◆ Data for this exercise:

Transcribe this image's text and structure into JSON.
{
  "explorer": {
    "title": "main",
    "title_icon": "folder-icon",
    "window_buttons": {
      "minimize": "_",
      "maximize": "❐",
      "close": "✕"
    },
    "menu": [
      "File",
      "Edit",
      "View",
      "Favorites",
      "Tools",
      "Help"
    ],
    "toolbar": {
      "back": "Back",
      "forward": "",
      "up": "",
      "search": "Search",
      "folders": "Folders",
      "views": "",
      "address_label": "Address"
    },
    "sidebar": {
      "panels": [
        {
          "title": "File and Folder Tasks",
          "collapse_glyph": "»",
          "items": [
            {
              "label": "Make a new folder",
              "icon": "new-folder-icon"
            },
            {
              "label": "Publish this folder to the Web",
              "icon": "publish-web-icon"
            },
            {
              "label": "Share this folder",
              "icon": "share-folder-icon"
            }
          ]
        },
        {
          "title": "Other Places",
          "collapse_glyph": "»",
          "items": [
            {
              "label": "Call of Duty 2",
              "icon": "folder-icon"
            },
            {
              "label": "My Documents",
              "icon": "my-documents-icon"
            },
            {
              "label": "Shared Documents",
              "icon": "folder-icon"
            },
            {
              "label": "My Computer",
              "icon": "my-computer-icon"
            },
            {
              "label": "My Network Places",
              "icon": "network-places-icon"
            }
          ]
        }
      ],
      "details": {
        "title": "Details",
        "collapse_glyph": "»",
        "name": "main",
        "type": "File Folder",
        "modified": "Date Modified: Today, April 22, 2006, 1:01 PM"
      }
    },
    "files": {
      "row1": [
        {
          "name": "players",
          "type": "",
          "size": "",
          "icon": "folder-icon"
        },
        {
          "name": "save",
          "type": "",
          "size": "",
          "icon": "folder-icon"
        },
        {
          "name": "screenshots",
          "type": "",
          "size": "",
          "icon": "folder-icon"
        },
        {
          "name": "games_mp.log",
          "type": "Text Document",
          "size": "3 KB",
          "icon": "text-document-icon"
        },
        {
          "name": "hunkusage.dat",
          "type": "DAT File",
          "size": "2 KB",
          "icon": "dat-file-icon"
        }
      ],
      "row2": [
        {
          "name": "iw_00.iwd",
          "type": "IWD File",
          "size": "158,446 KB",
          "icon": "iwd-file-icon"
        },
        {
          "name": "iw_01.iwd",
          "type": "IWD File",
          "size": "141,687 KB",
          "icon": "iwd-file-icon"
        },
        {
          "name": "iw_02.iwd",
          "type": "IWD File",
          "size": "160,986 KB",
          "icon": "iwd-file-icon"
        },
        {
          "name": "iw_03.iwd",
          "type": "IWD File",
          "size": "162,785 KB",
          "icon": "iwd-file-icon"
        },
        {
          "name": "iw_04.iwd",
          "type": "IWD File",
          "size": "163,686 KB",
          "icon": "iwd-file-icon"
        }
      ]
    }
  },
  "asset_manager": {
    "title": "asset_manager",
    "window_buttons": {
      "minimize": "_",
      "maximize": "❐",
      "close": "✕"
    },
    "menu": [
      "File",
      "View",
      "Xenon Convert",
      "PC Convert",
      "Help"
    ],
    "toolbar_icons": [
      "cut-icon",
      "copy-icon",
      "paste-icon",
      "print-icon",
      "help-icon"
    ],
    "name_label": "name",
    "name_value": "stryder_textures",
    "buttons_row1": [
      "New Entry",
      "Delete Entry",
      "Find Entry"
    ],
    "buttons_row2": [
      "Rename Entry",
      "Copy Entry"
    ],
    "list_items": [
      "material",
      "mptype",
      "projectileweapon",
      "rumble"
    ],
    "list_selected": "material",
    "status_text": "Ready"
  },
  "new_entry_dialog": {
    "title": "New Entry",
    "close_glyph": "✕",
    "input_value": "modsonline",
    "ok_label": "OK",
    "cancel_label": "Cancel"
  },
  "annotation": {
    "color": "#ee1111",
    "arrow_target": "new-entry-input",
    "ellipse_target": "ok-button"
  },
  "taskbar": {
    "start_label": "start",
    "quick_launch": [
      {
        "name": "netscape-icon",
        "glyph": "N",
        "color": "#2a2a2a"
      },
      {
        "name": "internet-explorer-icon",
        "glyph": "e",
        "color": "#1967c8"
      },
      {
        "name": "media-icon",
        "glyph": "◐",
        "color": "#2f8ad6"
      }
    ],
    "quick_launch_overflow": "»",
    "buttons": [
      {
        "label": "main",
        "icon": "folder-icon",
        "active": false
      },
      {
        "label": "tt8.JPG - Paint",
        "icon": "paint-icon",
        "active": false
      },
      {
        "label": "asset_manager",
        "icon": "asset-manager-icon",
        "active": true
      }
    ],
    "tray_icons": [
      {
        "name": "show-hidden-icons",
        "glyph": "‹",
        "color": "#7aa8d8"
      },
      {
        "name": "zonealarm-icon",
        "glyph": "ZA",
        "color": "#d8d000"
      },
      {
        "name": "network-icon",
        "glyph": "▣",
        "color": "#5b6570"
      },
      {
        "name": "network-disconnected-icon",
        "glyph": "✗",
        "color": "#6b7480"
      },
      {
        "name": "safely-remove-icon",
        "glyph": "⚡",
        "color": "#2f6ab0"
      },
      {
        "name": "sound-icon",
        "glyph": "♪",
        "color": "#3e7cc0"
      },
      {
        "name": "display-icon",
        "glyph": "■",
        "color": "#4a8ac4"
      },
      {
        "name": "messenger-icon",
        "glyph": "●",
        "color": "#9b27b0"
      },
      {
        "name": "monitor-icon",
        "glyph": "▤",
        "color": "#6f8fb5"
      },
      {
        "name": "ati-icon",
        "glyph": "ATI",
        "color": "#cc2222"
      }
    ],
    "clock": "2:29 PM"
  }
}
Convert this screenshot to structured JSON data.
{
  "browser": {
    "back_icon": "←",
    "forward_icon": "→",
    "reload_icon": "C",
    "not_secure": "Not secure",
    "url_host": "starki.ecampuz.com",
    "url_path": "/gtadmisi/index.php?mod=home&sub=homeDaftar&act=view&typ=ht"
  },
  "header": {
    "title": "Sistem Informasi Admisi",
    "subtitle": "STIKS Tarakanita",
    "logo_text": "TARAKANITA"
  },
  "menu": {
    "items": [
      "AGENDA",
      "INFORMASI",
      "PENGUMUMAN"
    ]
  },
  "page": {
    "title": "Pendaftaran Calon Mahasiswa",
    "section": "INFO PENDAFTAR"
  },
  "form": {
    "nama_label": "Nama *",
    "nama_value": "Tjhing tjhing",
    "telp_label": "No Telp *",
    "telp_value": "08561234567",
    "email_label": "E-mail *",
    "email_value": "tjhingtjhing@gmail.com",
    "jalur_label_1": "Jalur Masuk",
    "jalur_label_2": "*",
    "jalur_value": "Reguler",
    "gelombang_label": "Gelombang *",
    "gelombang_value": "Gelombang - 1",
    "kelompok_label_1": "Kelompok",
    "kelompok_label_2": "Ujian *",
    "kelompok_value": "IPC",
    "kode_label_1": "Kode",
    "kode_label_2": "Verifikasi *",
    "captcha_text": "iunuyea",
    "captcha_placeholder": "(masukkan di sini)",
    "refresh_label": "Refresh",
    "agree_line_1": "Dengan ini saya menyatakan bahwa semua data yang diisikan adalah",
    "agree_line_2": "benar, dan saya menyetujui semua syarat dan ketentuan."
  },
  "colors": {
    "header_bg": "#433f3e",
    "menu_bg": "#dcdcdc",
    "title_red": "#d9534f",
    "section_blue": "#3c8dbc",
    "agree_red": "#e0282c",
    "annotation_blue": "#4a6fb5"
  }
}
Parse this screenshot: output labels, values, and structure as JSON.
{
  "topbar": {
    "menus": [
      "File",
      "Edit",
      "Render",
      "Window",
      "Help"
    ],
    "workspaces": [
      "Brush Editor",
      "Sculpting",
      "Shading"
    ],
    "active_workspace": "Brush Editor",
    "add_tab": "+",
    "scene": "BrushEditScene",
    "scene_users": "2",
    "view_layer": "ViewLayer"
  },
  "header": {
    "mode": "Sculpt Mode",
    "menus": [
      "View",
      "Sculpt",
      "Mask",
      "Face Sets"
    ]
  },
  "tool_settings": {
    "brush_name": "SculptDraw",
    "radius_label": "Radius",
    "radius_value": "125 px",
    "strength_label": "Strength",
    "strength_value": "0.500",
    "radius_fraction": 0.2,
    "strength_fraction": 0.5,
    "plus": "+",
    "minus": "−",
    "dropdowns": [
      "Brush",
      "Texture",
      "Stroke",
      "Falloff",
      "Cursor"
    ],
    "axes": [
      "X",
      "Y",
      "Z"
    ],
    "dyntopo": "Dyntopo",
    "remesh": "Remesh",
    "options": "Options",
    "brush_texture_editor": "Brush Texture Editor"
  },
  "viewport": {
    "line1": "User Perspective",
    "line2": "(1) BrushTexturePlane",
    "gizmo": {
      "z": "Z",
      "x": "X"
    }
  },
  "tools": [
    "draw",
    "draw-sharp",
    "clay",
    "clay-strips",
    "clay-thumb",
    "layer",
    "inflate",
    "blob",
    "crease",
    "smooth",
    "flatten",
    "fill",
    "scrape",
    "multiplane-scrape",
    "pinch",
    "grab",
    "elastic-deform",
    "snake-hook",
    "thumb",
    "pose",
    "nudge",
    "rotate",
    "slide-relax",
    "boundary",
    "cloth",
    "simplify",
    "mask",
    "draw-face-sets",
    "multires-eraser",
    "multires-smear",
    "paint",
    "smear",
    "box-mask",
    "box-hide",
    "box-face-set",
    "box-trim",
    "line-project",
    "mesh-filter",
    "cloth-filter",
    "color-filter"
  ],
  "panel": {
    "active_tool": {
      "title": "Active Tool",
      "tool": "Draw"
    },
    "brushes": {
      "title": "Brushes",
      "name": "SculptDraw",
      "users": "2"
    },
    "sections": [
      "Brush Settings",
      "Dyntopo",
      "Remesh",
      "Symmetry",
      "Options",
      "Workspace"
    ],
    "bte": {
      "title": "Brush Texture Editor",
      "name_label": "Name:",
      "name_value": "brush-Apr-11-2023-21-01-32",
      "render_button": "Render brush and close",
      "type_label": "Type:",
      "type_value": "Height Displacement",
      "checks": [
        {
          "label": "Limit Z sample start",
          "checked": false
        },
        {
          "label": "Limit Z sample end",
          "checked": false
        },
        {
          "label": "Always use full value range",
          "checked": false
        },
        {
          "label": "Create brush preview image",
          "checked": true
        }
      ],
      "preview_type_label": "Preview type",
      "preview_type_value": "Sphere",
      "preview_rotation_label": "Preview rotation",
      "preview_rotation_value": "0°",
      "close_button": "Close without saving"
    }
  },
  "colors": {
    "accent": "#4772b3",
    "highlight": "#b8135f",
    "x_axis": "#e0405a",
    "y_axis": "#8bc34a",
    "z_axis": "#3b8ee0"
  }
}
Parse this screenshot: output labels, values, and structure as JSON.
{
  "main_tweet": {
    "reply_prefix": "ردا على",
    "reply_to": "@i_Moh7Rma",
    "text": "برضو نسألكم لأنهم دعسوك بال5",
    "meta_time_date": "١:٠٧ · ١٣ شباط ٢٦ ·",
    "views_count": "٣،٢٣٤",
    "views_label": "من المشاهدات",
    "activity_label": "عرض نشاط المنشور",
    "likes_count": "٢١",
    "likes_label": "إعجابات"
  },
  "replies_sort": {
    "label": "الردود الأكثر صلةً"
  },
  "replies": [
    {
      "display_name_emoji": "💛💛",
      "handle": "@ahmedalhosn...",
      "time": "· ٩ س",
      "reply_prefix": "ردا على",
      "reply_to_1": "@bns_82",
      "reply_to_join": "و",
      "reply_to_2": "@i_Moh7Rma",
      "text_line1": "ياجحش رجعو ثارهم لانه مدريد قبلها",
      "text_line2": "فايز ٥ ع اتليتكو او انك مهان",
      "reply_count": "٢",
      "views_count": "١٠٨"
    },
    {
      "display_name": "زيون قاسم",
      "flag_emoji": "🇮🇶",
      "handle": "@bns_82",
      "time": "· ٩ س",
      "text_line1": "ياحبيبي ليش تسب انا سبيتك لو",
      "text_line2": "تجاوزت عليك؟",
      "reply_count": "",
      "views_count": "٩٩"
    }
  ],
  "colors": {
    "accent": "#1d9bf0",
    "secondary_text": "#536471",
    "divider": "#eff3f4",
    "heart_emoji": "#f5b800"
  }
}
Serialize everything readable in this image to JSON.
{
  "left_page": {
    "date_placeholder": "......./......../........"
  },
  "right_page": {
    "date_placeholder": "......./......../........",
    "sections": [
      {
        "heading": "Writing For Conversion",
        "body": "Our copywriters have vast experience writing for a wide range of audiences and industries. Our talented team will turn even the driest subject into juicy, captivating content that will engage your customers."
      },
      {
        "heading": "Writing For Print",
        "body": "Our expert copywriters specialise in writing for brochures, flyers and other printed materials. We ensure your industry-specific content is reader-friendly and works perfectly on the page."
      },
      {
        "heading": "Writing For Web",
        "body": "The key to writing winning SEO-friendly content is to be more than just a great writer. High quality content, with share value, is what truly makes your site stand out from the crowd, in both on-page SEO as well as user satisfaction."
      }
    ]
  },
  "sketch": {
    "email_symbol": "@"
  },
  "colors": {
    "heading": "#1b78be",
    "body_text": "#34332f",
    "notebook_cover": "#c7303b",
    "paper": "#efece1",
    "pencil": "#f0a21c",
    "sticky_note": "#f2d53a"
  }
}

◆ Exercise details: Find the line that contains "Serialize everything readable" in the listing above. Retype it and every line after it up to the last, exactly, and nothing else.

◆ Output below:
Serialize everything readable in this image to JSON.
{
  "left_page": {
    "date_placeholder": "......./......../........"
  },
  "right_page": {
    "date_placeholder": "......./......../........",
    "sections": [
      {
        "heading": "Writing For Conversion",
        "body": "Our copywriters have vast experience writing for a wide range of audiences and industries. Our talented team will turn even the driest subject into juicy, captivating content that will engage your customers."
      },
      {
        "heading": "Writing For Print",
        "body": "Our expert copywriters specialise in writing for brochures, flyers and other printed materials. We ensure your industry-specific content is reader-friendly and works perfectly on the page."
      },
      {
        "heading": "Writing For Web",
        "body": "The key to writing winning SEO-friendly content is to be more than just a great writer. High quality content, with share value, is what truly makes your site stand out from the crowd, in both on-page SEO as well as user satisfaction."
      }
    ]
  },
  "sketch": {
    "email_symbol": "@"
  },
  "colors": {
    "heading": "#1b78be",
    "body_text": "#34332f",
    "notebook_cover": "#c7303b",
    "paper": "#efece1",
    "pencil": "#f0a21c",
    "sticky_note": "#f2d53a"
  }
}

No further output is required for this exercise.